• _Material for this exercise_
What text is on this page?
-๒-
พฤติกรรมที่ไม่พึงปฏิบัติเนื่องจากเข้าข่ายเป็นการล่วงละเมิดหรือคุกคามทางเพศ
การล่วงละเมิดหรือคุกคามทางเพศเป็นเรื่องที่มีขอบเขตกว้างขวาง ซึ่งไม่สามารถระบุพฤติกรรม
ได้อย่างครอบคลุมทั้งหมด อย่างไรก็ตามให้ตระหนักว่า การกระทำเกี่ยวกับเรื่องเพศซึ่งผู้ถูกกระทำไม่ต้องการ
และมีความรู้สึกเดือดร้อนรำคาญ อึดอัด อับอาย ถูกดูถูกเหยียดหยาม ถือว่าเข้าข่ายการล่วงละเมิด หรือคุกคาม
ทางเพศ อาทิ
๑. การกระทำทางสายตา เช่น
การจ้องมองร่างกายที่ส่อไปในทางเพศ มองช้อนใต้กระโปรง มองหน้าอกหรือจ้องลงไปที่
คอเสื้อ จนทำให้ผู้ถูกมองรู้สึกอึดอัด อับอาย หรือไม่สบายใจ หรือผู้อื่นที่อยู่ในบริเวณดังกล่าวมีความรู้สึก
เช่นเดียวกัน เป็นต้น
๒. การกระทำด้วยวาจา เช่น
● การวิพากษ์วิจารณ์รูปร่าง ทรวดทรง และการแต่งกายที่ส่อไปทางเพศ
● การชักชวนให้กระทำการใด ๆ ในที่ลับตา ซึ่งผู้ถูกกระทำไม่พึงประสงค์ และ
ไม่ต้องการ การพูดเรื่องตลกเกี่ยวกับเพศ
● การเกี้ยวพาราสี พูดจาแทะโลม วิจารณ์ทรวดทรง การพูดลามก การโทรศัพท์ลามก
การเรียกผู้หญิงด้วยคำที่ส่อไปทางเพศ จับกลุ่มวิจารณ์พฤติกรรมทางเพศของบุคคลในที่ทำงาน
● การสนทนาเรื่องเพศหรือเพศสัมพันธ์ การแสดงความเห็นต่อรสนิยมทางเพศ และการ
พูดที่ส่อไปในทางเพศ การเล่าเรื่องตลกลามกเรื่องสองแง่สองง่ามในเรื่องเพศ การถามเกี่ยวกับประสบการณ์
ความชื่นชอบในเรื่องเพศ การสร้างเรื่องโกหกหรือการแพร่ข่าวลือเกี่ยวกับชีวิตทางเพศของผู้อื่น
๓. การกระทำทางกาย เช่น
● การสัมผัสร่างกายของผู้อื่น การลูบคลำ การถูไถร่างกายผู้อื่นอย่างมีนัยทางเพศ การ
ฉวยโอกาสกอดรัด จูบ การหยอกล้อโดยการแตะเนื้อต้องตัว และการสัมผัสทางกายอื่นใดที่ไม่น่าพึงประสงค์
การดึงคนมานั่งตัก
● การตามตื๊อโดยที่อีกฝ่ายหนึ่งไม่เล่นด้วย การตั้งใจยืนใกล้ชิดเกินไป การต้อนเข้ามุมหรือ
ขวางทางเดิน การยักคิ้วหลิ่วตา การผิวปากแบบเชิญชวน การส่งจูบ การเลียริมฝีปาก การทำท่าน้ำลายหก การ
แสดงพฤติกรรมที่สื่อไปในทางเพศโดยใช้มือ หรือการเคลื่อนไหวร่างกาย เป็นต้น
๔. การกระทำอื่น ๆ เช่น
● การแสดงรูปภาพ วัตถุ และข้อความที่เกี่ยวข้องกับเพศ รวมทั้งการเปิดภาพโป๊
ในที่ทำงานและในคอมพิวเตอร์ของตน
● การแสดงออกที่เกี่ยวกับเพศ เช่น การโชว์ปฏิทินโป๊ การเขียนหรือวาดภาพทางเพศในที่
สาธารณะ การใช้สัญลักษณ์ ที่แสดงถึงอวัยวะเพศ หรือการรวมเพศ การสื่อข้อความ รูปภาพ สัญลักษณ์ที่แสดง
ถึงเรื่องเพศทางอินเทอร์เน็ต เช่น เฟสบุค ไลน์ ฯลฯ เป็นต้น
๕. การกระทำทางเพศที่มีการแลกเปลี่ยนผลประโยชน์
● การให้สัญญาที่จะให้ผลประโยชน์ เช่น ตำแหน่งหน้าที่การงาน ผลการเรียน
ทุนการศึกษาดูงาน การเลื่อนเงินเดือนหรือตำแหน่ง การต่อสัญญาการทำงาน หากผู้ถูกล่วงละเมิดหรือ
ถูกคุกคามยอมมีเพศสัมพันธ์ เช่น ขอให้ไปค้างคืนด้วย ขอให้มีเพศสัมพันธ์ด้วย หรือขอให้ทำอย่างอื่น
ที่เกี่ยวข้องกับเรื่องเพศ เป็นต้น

• _The request_
Show all lines from the listing above in which "บอาย" appears.

• _Exercise output_
และมีความรู้สึกเดือดร้อนรำคาญ อึดอัด อับอาย ถูกดูถูกเหยียดหยาม ถือว่าเข้าข่ายการล่วงละเมิด หรือคุกคาม
คอเสื้อ จนทำให้ผู้ถูกมองรู้สึกอึดอัด อับอาย หรือไม่สบายใจ หรือผู้อื่นที่อยู่ในบริเวณดังกล่าวมีความรู้สึก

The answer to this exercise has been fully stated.